Task statement: How many lines in the data below include the word "Vitamin"? Respond with the number, nothing more.

______________________________

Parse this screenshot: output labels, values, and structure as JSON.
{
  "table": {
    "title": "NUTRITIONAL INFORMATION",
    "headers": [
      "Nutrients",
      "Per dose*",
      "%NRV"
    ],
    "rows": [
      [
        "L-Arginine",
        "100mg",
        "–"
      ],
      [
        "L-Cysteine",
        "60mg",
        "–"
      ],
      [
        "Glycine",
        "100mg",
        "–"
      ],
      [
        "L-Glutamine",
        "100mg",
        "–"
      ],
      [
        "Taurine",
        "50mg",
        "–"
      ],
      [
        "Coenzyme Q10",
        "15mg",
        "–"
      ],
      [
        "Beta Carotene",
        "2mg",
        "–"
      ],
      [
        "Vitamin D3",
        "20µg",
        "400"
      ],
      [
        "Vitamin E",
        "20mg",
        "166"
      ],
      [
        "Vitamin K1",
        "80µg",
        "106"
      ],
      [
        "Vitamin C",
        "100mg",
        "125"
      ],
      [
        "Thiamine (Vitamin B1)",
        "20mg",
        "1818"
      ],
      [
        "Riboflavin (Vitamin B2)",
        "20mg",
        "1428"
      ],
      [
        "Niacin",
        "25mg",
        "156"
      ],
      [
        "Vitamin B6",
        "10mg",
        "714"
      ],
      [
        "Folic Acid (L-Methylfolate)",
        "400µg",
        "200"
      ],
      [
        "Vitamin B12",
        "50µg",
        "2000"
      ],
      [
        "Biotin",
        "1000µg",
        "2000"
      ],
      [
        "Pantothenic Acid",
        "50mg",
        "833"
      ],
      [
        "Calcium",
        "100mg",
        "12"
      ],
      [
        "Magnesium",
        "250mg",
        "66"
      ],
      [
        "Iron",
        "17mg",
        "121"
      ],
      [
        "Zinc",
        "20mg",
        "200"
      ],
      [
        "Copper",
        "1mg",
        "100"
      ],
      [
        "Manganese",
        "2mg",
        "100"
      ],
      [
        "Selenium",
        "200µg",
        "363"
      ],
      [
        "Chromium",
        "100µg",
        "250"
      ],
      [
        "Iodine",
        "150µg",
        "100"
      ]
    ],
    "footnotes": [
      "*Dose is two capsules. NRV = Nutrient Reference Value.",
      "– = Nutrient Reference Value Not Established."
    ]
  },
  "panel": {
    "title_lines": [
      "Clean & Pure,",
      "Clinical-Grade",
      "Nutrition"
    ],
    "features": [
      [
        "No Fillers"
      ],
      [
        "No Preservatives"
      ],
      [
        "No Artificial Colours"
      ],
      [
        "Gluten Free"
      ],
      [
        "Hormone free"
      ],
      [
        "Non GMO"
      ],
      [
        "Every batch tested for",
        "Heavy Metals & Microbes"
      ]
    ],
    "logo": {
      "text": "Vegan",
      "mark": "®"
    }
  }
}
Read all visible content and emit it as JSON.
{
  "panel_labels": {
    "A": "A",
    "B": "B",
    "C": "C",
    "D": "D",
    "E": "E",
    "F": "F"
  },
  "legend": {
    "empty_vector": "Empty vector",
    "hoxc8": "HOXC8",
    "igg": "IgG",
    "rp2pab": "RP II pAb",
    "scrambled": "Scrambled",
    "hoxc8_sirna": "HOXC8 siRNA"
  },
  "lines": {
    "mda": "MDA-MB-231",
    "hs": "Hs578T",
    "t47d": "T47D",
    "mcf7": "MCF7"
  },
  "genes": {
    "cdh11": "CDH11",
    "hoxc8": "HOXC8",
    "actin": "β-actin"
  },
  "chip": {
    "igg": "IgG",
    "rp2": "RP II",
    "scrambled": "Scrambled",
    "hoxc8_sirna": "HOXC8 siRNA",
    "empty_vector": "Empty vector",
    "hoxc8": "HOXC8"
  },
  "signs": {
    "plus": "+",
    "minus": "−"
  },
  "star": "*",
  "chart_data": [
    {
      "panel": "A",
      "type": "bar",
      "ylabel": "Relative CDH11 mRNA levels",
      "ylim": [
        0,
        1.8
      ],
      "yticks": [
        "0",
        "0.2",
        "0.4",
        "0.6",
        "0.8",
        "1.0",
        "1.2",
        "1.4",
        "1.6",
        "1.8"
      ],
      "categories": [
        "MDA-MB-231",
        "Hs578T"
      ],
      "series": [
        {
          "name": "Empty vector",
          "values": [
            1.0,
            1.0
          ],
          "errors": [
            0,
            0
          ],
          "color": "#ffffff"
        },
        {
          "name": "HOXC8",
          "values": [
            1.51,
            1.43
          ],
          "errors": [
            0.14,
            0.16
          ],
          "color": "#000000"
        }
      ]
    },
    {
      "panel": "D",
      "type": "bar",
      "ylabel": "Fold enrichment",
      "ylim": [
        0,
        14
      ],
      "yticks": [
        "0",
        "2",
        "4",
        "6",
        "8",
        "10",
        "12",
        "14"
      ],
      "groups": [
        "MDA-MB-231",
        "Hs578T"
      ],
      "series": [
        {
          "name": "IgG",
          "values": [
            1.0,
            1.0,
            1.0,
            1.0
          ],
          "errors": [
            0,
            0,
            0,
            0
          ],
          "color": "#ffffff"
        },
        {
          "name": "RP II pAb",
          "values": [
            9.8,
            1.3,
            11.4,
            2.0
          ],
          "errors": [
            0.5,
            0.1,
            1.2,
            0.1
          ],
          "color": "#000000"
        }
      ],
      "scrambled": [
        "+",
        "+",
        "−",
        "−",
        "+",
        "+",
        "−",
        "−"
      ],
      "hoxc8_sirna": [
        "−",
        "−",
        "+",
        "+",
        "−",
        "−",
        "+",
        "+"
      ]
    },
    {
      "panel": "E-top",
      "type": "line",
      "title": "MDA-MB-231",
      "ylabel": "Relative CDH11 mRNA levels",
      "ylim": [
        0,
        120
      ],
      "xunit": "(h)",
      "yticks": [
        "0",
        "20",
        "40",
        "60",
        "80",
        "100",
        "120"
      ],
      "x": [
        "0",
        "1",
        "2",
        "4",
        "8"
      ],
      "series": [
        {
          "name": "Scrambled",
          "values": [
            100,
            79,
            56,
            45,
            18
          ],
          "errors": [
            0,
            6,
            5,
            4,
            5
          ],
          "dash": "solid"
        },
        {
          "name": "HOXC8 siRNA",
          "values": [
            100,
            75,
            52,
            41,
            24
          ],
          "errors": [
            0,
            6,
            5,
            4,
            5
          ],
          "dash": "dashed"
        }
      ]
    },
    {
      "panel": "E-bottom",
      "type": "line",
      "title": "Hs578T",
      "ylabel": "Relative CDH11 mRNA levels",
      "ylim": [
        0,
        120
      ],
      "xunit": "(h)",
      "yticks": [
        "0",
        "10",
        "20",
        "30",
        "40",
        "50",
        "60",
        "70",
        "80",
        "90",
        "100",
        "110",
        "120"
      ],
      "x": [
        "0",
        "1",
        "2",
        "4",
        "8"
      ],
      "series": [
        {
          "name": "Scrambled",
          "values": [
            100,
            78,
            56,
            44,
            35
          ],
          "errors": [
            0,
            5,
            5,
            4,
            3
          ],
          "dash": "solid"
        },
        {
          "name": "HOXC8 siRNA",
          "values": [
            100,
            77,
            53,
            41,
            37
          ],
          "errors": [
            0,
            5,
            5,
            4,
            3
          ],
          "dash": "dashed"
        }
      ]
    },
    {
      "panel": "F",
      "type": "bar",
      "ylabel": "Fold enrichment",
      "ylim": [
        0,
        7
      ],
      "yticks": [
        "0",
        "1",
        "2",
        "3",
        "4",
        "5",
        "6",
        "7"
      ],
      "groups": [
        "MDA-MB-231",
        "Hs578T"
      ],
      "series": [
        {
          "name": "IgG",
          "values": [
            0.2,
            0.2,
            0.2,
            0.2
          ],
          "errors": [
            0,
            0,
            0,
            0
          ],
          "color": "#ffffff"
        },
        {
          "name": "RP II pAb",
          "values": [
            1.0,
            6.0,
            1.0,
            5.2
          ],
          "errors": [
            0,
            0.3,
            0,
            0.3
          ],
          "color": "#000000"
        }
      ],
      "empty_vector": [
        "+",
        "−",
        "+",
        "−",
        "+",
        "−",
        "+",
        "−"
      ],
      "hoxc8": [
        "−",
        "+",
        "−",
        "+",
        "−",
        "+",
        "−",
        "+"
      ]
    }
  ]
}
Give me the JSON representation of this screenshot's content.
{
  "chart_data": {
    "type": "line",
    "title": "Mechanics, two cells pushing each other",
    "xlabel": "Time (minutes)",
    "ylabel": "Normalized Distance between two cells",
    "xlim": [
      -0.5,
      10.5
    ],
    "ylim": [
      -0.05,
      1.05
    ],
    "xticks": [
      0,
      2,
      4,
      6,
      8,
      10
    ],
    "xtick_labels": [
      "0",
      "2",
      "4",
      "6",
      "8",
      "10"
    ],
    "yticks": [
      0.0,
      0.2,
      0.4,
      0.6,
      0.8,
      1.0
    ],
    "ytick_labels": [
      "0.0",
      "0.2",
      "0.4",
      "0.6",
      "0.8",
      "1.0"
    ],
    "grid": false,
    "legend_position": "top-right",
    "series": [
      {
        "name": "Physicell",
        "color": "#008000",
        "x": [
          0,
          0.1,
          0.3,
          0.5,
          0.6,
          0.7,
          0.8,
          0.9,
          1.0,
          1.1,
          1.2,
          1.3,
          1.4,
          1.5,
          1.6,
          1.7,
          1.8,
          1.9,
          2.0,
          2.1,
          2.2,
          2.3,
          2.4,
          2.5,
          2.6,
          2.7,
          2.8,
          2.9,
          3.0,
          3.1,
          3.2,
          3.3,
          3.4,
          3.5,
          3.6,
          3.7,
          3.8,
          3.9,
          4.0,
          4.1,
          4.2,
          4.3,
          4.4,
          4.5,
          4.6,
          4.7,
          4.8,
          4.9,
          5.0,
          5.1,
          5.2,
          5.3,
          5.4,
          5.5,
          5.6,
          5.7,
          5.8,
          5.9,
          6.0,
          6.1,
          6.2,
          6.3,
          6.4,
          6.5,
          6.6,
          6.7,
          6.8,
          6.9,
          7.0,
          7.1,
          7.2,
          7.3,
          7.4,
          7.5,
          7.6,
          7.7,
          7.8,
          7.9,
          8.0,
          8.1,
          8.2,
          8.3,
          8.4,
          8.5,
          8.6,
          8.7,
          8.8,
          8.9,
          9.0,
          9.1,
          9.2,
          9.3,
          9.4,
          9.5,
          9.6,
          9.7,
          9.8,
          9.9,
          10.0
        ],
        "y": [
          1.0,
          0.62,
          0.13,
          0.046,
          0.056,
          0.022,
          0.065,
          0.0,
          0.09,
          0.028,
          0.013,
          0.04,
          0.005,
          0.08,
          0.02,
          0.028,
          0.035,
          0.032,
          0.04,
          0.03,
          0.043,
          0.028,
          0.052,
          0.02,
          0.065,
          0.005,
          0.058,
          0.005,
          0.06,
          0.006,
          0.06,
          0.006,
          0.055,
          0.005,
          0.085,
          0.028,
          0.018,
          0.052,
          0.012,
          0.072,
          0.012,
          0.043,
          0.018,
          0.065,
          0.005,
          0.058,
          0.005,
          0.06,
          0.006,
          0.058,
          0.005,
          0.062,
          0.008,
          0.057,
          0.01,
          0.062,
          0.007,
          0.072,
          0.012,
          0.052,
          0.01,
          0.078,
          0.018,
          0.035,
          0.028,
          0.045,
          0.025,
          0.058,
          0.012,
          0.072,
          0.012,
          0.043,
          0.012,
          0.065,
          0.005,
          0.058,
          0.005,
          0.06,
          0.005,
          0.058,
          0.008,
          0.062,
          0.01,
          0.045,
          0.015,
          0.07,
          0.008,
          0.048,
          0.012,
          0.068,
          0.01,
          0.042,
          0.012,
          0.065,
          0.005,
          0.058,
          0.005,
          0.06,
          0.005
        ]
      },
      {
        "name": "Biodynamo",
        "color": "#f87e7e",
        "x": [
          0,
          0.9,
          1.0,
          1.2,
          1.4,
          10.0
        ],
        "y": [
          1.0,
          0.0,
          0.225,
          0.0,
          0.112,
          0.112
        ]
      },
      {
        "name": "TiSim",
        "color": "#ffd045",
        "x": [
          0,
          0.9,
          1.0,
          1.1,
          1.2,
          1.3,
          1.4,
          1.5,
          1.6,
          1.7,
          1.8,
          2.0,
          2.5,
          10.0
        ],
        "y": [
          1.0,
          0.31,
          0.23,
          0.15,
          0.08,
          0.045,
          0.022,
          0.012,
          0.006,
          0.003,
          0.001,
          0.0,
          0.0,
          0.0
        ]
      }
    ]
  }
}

______________________________

Result for this exercise: 8